**WORKING DATA:**
* BEGIN *
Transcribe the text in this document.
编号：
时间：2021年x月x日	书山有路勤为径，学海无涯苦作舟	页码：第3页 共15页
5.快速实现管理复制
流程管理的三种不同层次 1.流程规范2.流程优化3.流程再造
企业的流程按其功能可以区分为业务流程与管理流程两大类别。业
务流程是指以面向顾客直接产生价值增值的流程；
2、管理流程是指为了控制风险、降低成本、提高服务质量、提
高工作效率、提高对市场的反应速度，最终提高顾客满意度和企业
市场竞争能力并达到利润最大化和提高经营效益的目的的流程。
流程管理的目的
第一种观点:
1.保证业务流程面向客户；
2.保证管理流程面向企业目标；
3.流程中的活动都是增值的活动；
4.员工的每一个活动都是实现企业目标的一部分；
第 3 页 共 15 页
* END *
Repeat every entry exactly as written above.

**EXERCISE RESPONSE:**
Transcribe the text in this document.
编号：
时间：2021年x月x日	书山有路勤为径，学海无涯苦作舟	页码：第3页 共15页
5.快速实现管理复制
流程管理的三种不同层次 1.流程规范2.流程优化3.流程再造
企业的流程按其功能可以区分为业务流程与管理流程两大类别。业
务流程是指以面向顾客直接产生价值增值的流程；
2、管理流程是指为了控制风险、降低成本、提高服务质量、提
高工作效率、提高对市场的反应速度，最终提高顾客满意度和企业
市场竞争能力并达到利润最大化和提高经营效益的目的的流程。
流程管理的目的
第一种观点:
1.保证业务流程面向客户；
2.保证管理流程面向企业目标；
3.流程中的活动都是增值的活动；
4.员工的每一个活动都是实现企业目标的一部分；
第 3 页 共 15 页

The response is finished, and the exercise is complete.